#### GOAL:
Your task is to tally the lines of the listing containing the word "path" and report the figure alone.

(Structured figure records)
%%

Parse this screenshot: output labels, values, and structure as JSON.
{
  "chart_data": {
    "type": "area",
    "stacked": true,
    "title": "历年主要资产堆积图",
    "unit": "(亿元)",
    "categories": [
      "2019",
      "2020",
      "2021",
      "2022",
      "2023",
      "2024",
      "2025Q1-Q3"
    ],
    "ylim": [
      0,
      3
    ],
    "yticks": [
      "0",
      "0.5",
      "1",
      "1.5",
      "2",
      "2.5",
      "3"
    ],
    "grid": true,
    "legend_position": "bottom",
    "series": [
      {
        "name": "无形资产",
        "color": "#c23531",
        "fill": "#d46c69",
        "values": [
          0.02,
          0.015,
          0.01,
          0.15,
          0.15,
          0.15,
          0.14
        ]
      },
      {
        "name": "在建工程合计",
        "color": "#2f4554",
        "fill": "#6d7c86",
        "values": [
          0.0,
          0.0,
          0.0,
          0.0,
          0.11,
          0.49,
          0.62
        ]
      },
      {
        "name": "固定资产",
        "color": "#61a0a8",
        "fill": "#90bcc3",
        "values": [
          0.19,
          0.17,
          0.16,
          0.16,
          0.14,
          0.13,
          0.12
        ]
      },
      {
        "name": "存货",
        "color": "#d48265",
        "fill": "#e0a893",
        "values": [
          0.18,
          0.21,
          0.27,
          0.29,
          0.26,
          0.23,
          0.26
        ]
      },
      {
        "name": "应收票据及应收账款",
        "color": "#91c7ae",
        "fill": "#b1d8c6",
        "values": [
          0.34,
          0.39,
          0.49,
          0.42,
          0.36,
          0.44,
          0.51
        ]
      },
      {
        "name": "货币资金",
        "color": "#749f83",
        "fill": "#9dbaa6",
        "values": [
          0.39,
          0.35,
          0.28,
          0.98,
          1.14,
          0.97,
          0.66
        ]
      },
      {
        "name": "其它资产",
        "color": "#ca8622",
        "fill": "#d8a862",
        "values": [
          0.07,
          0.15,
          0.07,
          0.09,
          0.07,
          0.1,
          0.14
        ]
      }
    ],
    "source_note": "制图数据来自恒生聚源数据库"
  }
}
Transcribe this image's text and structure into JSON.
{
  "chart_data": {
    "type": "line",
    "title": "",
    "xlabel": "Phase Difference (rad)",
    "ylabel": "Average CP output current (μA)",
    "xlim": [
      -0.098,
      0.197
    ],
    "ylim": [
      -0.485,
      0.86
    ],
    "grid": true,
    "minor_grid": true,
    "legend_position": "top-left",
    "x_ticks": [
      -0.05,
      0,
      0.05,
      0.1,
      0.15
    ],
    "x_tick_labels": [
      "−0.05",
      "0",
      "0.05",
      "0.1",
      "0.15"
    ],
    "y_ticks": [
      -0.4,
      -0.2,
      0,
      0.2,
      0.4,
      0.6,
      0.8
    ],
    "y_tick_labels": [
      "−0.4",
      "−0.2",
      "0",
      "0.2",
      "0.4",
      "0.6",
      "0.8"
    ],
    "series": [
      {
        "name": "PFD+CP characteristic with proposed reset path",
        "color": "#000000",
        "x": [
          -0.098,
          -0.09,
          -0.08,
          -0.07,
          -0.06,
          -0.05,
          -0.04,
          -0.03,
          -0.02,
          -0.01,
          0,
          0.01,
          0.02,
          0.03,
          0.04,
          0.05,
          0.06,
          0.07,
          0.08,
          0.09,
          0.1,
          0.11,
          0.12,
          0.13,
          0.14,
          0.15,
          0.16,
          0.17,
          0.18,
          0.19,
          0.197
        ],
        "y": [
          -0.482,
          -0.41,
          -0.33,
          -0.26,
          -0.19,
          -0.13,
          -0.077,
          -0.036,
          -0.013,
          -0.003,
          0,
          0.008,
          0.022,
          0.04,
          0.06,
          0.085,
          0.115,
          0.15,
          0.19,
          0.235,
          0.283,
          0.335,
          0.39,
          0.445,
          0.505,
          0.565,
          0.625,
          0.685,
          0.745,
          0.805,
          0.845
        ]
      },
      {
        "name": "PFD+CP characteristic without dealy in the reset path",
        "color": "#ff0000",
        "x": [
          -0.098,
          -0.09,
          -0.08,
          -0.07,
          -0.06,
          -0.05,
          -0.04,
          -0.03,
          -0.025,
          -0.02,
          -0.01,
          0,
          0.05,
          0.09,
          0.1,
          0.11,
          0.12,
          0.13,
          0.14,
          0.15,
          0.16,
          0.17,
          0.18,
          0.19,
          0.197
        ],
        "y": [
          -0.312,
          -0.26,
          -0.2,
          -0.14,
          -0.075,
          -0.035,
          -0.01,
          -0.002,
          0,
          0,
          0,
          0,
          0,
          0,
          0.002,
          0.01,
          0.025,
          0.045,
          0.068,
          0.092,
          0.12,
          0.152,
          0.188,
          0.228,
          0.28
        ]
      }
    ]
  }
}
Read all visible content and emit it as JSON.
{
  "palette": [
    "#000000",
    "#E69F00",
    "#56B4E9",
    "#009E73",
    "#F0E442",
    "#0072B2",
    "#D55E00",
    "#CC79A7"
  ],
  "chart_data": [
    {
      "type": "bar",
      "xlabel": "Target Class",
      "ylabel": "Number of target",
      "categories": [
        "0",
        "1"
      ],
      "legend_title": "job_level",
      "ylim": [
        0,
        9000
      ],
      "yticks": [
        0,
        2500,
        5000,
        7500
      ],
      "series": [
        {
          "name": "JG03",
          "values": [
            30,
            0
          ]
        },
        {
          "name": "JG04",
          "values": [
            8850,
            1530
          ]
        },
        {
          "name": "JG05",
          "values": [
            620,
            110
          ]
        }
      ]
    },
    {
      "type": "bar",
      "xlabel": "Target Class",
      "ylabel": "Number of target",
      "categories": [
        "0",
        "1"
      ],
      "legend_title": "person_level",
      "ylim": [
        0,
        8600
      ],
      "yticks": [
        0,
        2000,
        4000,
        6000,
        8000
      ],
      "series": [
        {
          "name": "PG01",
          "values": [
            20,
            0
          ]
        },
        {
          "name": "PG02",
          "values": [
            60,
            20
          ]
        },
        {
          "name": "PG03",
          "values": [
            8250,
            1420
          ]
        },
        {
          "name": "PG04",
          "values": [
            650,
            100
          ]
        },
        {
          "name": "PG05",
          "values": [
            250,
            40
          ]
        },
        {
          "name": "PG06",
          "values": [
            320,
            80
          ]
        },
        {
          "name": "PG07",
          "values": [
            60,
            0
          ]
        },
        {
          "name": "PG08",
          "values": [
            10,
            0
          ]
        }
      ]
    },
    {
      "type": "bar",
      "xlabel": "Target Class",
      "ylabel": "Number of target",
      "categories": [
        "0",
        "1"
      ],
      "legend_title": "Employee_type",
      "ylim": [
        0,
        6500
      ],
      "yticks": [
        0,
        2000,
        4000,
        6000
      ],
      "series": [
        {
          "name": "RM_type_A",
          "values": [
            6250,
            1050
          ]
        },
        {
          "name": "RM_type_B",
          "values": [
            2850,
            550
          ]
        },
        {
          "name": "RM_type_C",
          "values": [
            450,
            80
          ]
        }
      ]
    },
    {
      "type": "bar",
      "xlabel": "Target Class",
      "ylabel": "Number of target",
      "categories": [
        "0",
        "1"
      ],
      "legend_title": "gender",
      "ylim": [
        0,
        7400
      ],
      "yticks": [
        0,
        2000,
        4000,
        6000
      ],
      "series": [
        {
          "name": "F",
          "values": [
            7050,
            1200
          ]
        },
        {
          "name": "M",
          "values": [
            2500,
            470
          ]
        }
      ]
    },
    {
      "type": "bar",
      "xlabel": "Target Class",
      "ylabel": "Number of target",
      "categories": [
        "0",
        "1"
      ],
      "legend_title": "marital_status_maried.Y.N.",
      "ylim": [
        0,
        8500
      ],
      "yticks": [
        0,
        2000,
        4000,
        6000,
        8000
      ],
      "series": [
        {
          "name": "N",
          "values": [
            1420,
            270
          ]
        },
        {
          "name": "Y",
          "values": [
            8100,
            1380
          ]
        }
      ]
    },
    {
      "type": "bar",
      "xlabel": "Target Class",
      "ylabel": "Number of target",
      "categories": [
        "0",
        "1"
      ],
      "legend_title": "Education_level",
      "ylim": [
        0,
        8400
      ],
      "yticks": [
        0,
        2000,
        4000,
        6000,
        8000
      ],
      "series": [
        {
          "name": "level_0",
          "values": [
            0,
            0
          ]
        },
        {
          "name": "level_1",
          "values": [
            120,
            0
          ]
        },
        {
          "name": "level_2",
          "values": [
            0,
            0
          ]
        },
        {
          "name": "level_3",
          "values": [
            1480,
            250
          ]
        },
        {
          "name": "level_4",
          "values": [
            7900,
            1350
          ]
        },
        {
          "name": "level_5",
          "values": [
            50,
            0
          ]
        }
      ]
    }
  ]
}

%%

#### PROBLEM SOLUTION:
2